Stated task |
Rewrite the passage from the piece on clergy prayer and discipline, starting at "I am clear about" and ending at "problem of prayer.", with "money" changed to "wealth".

Reading text |
** BEGIN **
Clergy Prayer and Discipline

I found these words (see sidebar) in a church news sheet when I was a student. They immediately spoke to my hopes and sense of calling as a minister. I cut them out and pasted them into the front cover of my bible.

I am clear about what I want from the clergy.  I want them to be people who can, by their own happiness and contentment challenge my ideas about status, success and money and so teach me how to live more independently of such drugs. 

I want them to be people who can dare, as I do not dare, and as few of my contemporaries dare to refuse to work flat out and to refuse to work more strenuously than me. 

I want them to be people who dare because they are secure enough in the value of what they are doing to have time to read, to sit and think, and who face the emptiness and possible depression which often attacks people when they do not keep the surface of their mind occupied.  

I want them to be people who have faced this kind of loneliness and discovered how fruitful it is, and I want them to be people who have faced the problem of prayer.
** END **
Extracted records |
** BEGIN **
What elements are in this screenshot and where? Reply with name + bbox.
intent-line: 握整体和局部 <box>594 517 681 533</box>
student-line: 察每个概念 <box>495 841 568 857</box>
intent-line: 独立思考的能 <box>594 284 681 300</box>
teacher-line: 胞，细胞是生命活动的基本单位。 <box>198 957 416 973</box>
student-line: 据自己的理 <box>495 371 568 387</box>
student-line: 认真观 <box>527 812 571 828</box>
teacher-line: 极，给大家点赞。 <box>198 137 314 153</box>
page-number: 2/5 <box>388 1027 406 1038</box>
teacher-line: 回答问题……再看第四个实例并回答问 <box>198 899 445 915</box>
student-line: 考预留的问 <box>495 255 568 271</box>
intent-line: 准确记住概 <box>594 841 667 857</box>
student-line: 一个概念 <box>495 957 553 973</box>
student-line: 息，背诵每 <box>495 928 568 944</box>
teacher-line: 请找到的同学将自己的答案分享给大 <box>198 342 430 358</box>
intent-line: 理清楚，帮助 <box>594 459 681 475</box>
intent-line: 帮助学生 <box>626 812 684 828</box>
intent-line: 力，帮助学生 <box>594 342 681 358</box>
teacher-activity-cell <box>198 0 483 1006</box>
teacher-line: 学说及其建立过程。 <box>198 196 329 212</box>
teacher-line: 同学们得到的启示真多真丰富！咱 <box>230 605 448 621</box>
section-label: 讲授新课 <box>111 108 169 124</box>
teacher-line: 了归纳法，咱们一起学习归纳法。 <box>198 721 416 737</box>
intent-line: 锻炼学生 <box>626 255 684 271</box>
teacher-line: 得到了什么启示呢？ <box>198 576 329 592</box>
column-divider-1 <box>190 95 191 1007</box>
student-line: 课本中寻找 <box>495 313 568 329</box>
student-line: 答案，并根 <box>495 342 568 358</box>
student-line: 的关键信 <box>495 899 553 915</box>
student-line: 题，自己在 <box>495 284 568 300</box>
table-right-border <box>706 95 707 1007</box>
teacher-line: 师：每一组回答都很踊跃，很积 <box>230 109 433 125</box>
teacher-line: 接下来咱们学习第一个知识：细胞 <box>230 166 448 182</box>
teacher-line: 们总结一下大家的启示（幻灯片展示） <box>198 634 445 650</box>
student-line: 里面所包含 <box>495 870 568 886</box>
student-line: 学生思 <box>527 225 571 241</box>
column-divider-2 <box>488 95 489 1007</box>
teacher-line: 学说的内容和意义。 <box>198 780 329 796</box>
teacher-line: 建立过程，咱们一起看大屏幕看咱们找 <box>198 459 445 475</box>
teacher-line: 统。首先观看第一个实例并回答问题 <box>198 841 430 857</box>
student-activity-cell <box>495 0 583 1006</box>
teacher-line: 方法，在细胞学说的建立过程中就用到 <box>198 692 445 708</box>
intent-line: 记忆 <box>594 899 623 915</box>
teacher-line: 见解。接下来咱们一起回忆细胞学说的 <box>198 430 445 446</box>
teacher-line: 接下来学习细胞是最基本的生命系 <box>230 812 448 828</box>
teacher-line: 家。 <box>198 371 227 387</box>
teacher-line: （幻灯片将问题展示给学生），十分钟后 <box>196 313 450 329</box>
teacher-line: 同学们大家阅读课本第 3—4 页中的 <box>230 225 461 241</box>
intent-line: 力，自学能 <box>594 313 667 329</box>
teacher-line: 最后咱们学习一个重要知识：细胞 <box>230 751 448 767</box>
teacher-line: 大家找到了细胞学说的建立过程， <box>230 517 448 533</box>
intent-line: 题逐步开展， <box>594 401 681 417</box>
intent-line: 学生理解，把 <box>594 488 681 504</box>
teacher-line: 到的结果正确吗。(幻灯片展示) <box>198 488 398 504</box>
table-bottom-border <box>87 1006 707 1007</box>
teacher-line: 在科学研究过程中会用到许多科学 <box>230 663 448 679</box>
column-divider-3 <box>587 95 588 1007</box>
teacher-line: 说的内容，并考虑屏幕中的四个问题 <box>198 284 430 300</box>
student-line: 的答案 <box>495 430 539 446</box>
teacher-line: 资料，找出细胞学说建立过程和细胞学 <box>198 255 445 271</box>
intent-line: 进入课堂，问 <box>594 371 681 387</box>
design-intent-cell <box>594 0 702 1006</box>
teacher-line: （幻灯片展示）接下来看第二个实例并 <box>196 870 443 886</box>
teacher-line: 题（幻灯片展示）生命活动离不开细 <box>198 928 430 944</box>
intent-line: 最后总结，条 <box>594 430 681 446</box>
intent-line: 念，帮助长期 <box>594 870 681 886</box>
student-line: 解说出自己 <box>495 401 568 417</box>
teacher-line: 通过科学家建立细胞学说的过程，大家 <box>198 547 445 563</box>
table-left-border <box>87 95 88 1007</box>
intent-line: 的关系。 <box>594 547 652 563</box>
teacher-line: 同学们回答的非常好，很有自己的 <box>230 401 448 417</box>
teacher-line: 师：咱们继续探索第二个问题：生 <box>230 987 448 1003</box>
** END **
Correct answer |
I am clear about what I want from the clergy.  I want them to be people who can, by their own happiness and contentment challenge my ideas about status, success and wealth and so teach me how to live more independently of such drugs. 

I want them to be people who can dare, as I do not dare, and as few of my contemporaries dare to refuse to work flat out and to refuse to work more strenuously than me. 

I want them to be people who dare because they are secure enough in the value of what they are doing to have time to read, to sit and think, and who face the emptiness and possible depression which often attacks people when they do not keep the surface of their mind occupied.  

I want them to be people who have faced this kind of loneliness and discovered how fruitful it is, and I want them to be people who have faced the problem of prayer.